§ **GOAL**
Copy the lines below word for word.

§ **EXCERPTED DATA**
----
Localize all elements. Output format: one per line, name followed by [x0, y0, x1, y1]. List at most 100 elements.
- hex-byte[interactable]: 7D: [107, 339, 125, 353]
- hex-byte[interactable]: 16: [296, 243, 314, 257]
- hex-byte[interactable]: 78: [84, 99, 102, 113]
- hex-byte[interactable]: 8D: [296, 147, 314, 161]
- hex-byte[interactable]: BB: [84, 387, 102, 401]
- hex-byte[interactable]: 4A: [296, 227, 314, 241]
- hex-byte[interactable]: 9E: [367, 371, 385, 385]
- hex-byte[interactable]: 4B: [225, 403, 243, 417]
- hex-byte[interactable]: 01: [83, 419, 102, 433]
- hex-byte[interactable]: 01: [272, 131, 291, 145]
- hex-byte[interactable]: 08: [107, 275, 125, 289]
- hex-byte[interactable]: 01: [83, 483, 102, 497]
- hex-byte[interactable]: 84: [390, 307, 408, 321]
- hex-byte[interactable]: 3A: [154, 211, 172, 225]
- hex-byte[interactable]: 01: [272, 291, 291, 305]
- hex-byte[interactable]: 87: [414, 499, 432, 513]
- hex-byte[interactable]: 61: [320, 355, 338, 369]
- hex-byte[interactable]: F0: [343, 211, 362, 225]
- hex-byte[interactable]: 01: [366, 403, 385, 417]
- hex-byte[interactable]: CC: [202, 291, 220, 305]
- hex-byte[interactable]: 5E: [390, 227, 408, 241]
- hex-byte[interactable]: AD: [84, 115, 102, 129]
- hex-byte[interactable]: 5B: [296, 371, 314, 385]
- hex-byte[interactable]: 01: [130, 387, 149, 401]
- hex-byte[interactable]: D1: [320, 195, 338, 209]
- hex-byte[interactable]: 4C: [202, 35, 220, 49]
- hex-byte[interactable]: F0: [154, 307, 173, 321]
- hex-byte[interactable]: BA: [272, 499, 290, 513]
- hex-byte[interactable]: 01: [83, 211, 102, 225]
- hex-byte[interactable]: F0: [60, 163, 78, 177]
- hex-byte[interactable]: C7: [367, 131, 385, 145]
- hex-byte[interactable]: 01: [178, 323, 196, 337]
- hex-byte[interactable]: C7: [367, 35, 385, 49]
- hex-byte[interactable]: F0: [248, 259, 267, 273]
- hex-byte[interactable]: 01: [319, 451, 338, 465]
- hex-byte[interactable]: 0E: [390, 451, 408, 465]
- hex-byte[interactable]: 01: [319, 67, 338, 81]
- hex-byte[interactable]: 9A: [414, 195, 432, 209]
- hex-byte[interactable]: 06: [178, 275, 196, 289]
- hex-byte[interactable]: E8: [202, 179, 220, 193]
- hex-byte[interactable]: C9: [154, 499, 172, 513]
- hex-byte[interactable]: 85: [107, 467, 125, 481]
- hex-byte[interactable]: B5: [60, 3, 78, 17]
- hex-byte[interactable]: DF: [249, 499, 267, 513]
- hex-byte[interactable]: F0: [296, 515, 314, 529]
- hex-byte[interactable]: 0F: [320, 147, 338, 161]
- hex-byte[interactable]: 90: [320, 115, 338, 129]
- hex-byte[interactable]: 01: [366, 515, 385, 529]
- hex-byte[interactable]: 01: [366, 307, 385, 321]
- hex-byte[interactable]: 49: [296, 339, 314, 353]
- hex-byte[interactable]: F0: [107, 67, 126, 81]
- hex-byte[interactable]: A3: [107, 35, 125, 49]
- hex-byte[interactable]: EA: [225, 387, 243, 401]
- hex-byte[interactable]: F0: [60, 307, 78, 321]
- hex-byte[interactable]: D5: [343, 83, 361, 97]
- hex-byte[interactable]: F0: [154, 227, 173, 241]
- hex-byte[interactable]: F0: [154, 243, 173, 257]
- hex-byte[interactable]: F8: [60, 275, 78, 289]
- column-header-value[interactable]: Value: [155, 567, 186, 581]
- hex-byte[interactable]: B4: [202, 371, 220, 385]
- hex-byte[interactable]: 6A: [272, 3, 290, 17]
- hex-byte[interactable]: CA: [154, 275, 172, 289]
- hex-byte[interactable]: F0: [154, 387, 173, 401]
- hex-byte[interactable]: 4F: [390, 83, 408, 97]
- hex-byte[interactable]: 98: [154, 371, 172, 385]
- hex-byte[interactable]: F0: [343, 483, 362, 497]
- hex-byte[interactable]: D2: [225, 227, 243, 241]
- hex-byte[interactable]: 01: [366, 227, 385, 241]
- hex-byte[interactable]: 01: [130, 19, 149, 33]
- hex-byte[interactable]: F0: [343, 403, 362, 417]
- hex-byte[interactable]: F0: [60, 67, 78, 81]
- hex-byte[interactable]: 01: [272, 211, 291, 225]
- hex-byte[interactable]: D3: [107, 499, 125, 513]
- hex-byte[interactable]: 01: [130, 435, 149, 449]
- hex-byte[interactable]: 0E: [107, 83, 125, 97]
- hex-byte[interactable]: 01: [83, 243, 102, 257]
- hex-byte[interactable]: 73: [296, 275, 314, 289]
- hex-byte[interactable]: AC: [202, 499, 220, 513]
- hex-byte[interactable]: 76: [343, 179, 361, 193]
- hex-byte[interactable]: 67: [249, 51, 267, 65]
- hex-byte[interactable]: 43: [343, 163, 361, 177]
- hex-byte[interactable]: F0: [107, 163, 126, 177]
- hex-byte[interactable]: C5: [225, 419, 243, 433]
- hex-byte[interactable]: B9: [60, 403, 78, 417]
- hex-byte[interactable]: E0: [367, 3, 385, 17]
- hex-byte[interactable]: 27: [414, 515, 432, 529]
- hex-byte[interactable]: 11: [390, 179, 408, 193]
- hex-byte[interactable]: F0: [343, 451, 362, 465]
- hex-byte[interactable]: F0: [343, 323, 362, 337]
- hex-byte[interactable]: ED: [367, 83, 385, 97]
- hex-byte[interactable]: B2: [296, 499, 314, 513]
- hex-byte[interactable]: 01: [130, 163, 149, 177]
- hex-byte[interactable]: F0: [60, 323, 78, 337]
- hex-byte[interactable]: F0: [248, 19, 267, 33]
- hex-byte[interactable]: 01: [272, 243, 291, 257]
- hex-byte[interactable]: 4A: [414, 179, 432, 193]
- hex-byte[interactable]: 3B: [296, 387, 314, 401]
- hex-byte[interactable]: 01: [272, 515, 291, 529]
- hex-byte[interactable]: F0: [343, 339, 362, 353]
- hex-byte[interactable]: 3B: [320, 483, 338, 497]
----
§ **RESPONSE**
Localize all elements. Output format: one per line, name followed by [x0, y0, x1, y1]. List at most 100 elements.
- hex-byte[interactable]: 7D: [107, 339, 125, 353]
- hex-byte[interactable]: 16: [296, 243, 314, 257]
- hex-byte[interactable]: 78: [84, 99, 102, 113]
- hex-byte[interactable]: 8D: [296, 147, 314, 161]
- hex-byte[interactable]: BB: [84, 387, 102, 401]
- hex-byte[interactable]: 4A: [296, 227, 314, 241]
- hex-byte[interactable]: 9E: [367, 371, 385, 385]
- hex-byte[interactable]: 4B: [225, 403, 243, 417]
- hex-byte[interactable]: 01: [83, 419, 102, 433]
- hex-byte[interactable]: 01: [272, 131, 291, 145]
- hex-byte[interactable]: 08: [107, 275, 125, 289]
- hex-byte[interactable]: 01: [83, 483, 102, 497]
- hex-byte[interactable]: 84: [390, 307, 408, 321]
- hex-byte[interactable]: 3A: [154, 211, 172, 225]
- hex-byte[interactable]: 01: [272, 291, 291, 305]
- hex-byte[interactable]: 87: [414, 499, 432, 513]
- hex-byte[interactable]: 61: [320, 355, 338, 369]
- hex-byte[interactable]: F0: [343, 211, 362, 225]
- hex-byte[interactable]: 01: [366, 403, 385, 417]
- hex-byte[interactable]: CC: [202, 291, 220, 305]
- hex-byte[interactable]: 5E: [390, 227, 408, 241]
- hex-byte[interactable]: AD: [84, 115, 102, 129]
- hex-byte[interactable]: 5B: [296, 371, 314, 385]
- hex-byte[interactable]: 01: [130, 387, 149, 401]
- hex-byte[interactable]: D1: [320, 195, 338, 209]
- hex-byte[interactable]: 4C: [202, 35, 220, 49]
- hex-byte[interactable]: F0: [154, 307, 173, 321]
- hex-byte[interactable]: BA: [272, 499, 290, 513]
- hex-byte[interactable]: 01: [83, 211, 102, 225]
- hex-byte[interactable]: F0: [60, 163, 78, 177]
- hex-byte[interactable]: C7: [367, 131, 385, 145]
- hex-byte[interactable]: 01: [178, 323, 196, 337]
- hex-byte[interactable]: C7: [367, 35, 385, 49]
- hex-byte[interactable]: F0: [248, 259, 267, 273]
- hex-byte[interactable]: 01: [319, 451, 338, 465]
- hex-byte[interactable]: 0E: [390, 451, 408, 465]
- hex-byte[interactable]: 01: [319, 67, 338, 81]
- hex-byte[interactable]: 9A: [414, 195, 432, 209]
- hex-byte[interactable]: 06: [178, 275, 196, 289]
- hex-byte[interactable]: E8: [202, 179, 220, 193]
- hex-byte[interactable]: C9: [154, 499, 172, 513]
- hex-byte[interactable]: 85: [107, 467, 125, 481]
- hex-byte[interactable]: B5: [60, 3, 78, 17]
- hex-byte[interactable]: DF: [249, 499, 267, 513]
- hex-byte[interactable]: F0: [296, 515, 314, 529]
- hex-byte[interactable]: 0F: [320, 147, 338, 161]
- hex-byte[interactable]: 90: [320, 115, 338, 129]
- hex-byte[interactable]: 01: [366, 515, 385, 529]
- hex-byte[interactable]: 01: [366, 307, 385, 321]
- hex-byte[interactable]: 49: [296, 339, 314, 353]
- hex-byte[interactable]: F0: [107, 67, 126, 81]
- hex-byte[interactable]: A3: [107, 35, 125, 49]
- hex-byte[interactable]: EA: [225, 387, 243, 401]
- hex-byte[interactable]: F0: [60, 307, 78, 321]
- hex-byte[interactable]: D5: [343, 83, 361, 97]
- hex-byte[interactable]: F0: [154, 227, 173, 241]
- hex-byte[interactable]: F0: [154, 243, 173, 257]
- hex-byte[interactable]: F8: [60, 275, 78, 289]
- column-header-value[interactable]: Value: [155, 567, 186, 581]
- hex-byte[interactable]: B4: [202, 371, 220, 385]
- hex-byte[interactable]: 6A: [272, 3, 290, 17]
- hex-byte[interactable]: CA: [154, 275, 172, 289]
- hex-byte[interactable]: F0: [154, 387, 173, 401]
- hex-byte[interactable]: 4F: [390, 83, 408, 97]
- hex-byte[interactable]: 98: [154, 371, 172, 385]
- hex-byte[interactable]: F0: [343, 483, 362, 497]
- hex-byte[interactable]: D2: [225, 227, 243, 241]
- hex-byte[interactable]: 01: [366, 227, 385, 241]
- hex-byte[interactable]: 01: [130, 19, 149, 33]
- hex-byte[interactable]: F0: [343, 403, 362, 417]
- hex-byte[interactable]: F0: [60, 67, 78, 81]
- hex-byte[interactable]: 01: [272, 211, 291, 225]
- hex-byte[interactable]: D3: [107, 499, 125, 513]
- hex-byte[interactable]: 01: [130, 435, 149, 449]
- hex-byte[interactable]: 0E: [107, 83, 125, 97]
- hex-byte[interactable]: 01: [83, 243, 102, 257]
- hex-byte[interactable]: 73: [296, 275, 314, 289]
- hex-byte[interactable]: AC: [202, 499, 220, 513]
- hex-byte[interactable]: 76: [343, 179, 361, 193]
- hex-byte[interactable]: 67: [249, 51, 267, 65]
- hex-byte[interactable]: 43: [343, 163, 361, 177]
- hex-byte[interactable]: F0: [107, 163, 126, 177]
- hex-byte[interactable]: C5: [225, 419, 243, 433]
- hex-byte[interactable]: B9: [60, 403, 78, 417]
- hex-byte[interactable]: E0: [367, 3, 385, 17]
- hex-byte[interactable]: 27: [414, 515, 432, 529]
- hex-byte[interactable]: 11: [390, 179, 408, 193]
- hex-byte[interactable]: F0: [343, 451, 362, 465]
- hex-byte[interactable]: F0: [343, 323, 362, 337]
- hex-byte[interactable]: ED: [367, 83, 385, 97]
- hex-byte[interactable]: B2: [296, 499, 314, 513]
- hex-byte[interactable]: 01: [130, 163, 149, 177]
- hex-byte[interactable]: F0: [60, 323, 78, 337]
- hex-byte[interactable]: F0: [248, 19, 267, 33]
- hex-byte[interactable]: 01: [272, 243, 291, 257]
- hex-byte[interactable]: 4A: [414, 179, 432, 193]
- hex-byte[interactable]: 3B: [296, 387, 314, 401]
- hex-byte[interactable]: 01: [272, 515, 291, 529]
- hex-byte[interactable]: F0: [343, 339, 362, 353]
- hex-byte[interactable]: 3B: [320, 483, 338, 497]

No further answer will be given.